## Stored entries:
--- Start ---

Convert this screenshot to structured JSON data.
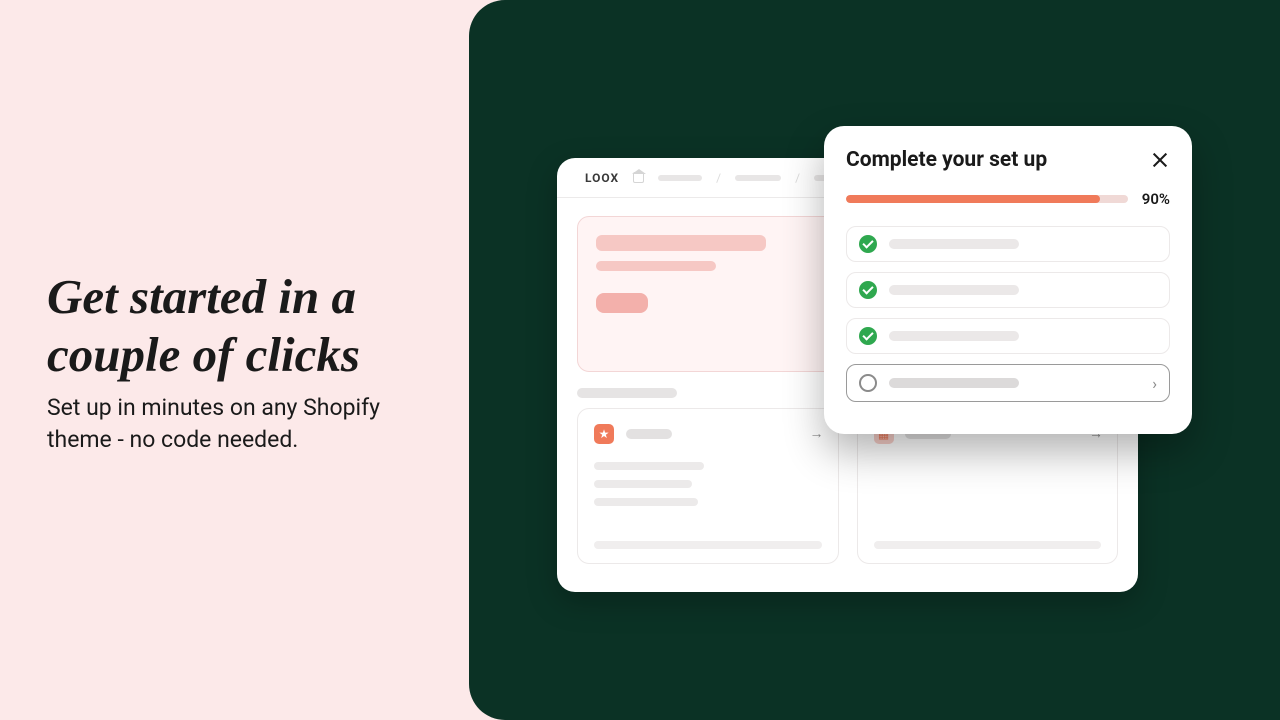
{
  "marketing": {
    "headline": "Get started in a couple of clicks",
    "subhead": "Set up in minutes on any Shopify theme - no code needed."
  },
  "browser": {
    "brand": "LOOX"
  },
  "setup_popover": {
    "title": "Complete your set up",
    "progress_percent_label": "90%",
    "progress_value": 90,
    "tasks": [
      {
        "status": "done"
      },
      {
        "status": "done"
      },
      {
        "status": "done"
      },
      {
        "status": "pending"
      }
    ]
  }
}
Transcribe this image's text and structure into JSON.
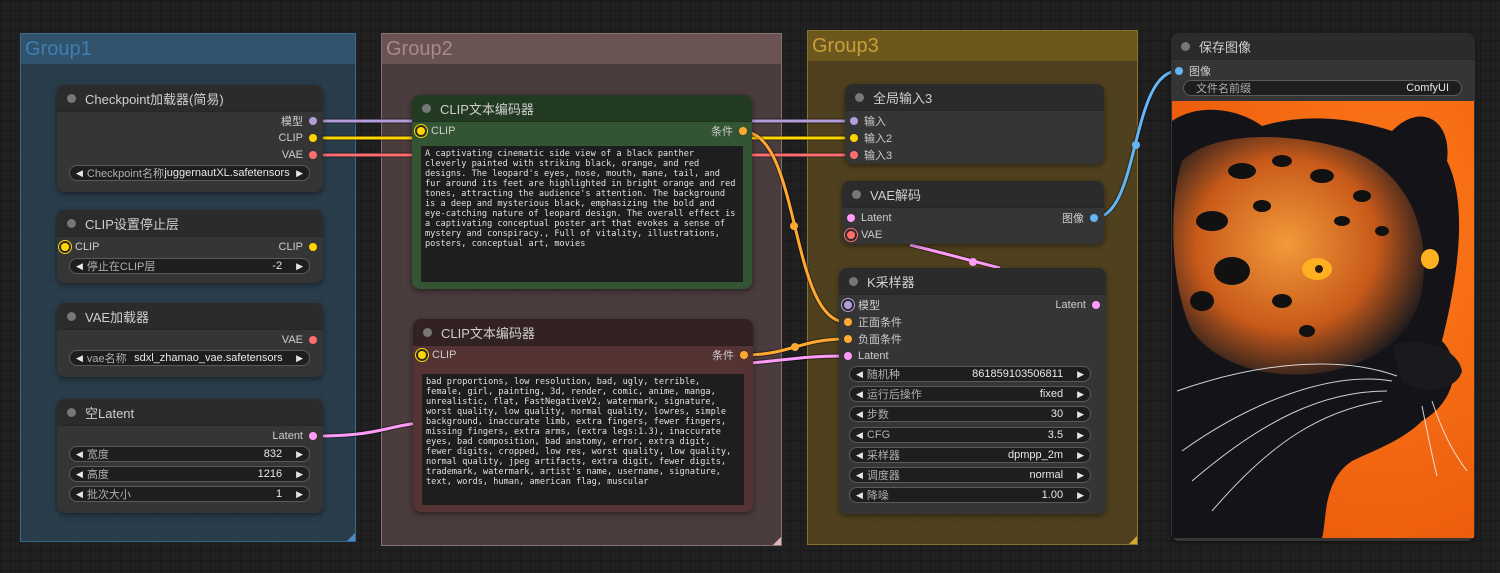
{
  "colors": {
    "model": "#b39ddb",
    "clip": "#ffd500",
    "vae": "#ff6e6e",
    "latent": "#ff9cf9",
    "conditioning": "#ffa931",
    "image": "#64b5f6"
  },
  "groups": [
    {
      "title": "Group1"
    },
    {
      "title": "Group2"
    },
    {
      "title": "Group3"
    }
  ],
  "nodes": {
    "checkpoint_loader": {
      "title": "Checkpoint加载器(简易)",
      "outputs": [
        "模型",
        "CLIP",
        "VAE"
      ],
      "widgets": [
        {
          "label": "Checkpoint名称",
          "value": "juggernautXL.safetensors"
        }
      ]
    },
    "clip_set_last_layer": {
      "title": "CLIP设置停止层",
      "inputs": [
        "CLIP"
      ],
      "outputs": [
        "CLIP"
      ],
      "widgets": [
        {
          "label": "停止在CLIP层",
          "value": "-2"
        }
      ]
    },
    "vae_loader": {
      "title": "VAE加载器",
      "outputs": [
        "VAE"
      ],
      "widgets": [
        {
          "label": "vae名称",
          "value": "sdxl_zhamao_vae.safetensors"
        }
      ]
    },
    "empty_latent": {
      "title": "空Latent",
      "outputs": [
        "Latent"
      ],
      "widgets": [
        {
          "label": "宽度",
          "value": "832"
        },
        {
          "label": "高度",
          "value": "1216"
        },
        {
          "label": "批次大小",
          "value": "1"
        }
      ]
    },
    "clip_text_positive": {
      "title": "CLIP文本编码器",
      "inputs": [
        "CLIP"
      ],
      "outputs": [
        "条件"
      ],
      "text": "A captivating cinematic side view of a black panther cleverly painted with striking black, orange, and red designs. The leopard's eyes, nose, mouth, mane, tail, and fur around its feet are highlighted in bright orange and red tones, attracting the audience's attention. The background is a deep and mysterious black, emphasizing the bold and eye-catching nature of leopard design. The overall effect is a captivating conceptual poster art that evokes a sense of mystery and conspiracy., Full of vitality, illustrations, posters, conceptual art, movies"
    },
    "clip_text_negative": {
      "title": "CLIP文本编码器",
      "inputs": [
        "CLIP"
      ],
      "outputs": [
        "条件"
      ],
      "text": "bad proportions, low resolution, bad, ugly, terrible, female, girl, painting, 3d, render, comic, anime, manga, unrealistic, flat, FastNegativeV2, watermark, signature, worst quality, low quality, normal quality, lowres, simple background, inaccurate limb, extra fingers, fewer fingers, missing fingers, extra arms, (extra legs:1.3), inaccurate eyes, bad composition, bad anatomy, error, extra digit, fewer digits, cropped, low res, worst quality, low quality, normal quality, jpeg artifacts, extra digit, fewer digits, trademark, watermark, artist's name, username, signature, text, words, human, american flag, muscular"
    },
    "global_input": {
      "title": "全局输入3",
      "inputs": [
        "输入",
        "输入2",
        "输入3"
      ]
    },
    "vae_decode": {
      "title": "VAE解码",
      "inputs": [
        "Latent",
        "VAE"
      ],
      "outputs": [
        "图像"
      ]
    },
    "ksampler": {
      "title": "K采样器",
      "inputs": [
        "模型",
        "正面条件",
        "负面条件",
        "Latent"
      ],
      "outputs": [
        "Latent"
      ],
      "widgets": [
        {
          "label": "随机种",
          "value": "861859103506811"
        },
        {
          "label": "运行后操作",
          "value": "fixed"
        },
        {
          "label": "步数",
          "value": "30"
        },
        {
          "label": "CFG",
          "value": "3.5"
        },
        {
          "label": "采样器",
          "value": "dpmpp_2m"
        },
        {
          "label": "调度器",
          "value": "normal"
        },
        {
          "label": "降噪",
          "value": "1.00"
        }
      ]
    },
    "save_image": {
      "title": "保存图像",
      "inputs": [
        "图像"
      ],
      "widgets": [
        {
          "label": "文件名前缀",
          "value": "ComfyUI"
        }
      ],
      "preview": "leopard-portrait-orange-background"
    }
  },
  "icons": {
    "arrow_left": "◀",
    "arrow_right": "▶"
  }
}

--- End ---

## Task directions:
Give back every line exactly as it stands, pictures excluded.

## Answer below:
Convert this screenshot to structured JSON data.
{
  "marketing": {
    "headline": "Get started in a couple of clicks",
    "subhead": "Set up in minutes on any Shopify theme - no code needed."
  },
  "browser": {
    "brand": "LOOX"
  },
  "setup_popover": {
    "title": "Complete your set up",
    "progress_percent_label": "90%",
    "progress_value": 90,
    "tasks": [
      {
        "status": "done"
      },
      {
        "status": "done"
      },
      {
        "status": "done"
      },
      {
        "status": "pending"
      }
    ]
  }
}
Transcribe this image's text and structure into JSON.
{
  "colors": {
    "model": "#b39ddb",
    "clip": "#ffd500",
    "vae": "#ff6e6e",
    "latent": "#ff9cf9",
    "conditioning": "#ffa931",
    "image": "#64b5f6"
  },
  "groups": [
    {
      "title": "Group1"
    },
    {
      "title": "Group2"
    },
    {
      "title": "Group3"
    }
  ],
  "nodes": {
    "checkpoint_loader": {
      "title": "Checkpoint加载器(简易)",
      "outputs": [
        "模型",
        "CLIP",
        "VAE"
      ],
      "widgets": [
        {
          "label": "Checkpoint名称",
          "value": "juggernautXL.safetensors"
        }
      ]
    },
    "clip_set_last_layer": {
      "title": "CLIP设置停止层",
      "inputs": [
        "CLIP"
      ],
      "outputs": [
        "CLIP"
      ],
      "widgets": [
        {
          "label": "停止在CLIP层",
          "value": "-2"
        }
      ]
    },
    "vae_loader": {
      "title": "VAE加载器",
      "outputs": [
        "VAE"
      ],
      "widgets": [
        {
          "label": "vae名称",
          "value": "sdxl_zhamao_vae.safetensors"
        }
      ]
    },
    "empty_latent": {
      "title": "空Latent",
      "outputs": [
        "Latent"
      ],
      "widgets": [
        {
          "label": "宽度",
          "value": "832"
        },
        {
          "label": "高度",
          "value": "1216"
        },
        {
          "label": "批次大小",
          "value": "1"
        }
      ]
    },
    "clip_text_positive": {
      "title": "CLIP文本编码器",
      "inputs": [
        "CLIP"
      ],
      "outputs": [
        "条件"
      ],
      "text": "A captivating cinematic side view of a black panther cleverly painted with striking black, orange, and red designs. The leopard's eyes, nose, mouth, mane, tail, and fur around its feet are highlighted in bright orange and red tones, attracting the audience's attention. The background is a deep and mysterious black, emphasizing the bold and eye-catching nature of leopard design. The overall effect is a captivating conceptual poster art that evokes a sense of mystery and conspiracy., Full of vitality, illustrations, posters, conceptual art, movies"
    },
    "clip_text_negative": {
      "title": "CLIP文本编码器",
      "inputs": [
        "CLIP"
      ],
      "outputs": [
        "条件"
      ],
      "text": "bad proportions, low resolution, bad, ugly, terrible, female, girl, painting, 3d, render, comic, anime, manga, unrealistic, flat, FastNegativeV2, watermark, signature, worst quality, low quality, normal quality, lowres, simple background, inaccurate limb, extra fingers, fewer fingers, missing fingers, extra arms, (extra legs:1.3), inaccurate eyes, bad composition, bad anatomy, error, extra digit, fewer digits, cropped, low res, worst quality, low quality, normal quality, jpeg artifacts, extra digit, fewer digits, trademark, watermark, artist's name, username, signature, text, words, human, american flag, muscular"
    },
    "global_input": {
      "title": "全局输入3",
      "inputs": [
        "输入",
        "输入2",
        "输入3"
      ]
    },
    "vae_decode": {
      "title": "VAE解码",
      "inputs": [
        "Latent",
        "VAE"
      ],
      "outputs": [
        "图像"
      ]
    },
    "ksampler": {
      "title": "K采样器",
      "inputs": [
        "模型",
        "正面条件",
        "负面条件",
        "Latent"
      ],
      "outputs": [
        "Latent"
      ],
      "widgets": [
        {
          "label": "随机种",
          "value": "861859103506811"
        },
        {
          "label": "运行后操作",
          "value": "fixed"
        },
        {
          "label": "步数",
          "value": "30"
        },
        {
          "label": "CFG",
          "value": "3.5"
        },
        {
          "label": "采样器",
          "value": "dpmpp_2m"
        },
        {
          "label": "调度器",
          "value": "normal"
        },
        {
          "label": "降噪",
          "value": "1.00"
        }
      ]
    },
    "save_image": {
      "title": "保存图像",
      "inputs": [
        "图像"
      ],
      "widgets": [
        {
          "label": "文件名前缀",
          "value": "ComfyUI"
        }
      ],
      "preview": "leopard-portrait-orange-background"
    }
  },
  "icons": {
    "arrow_left": "◀",
    "arrow_right": "▶"
  }
}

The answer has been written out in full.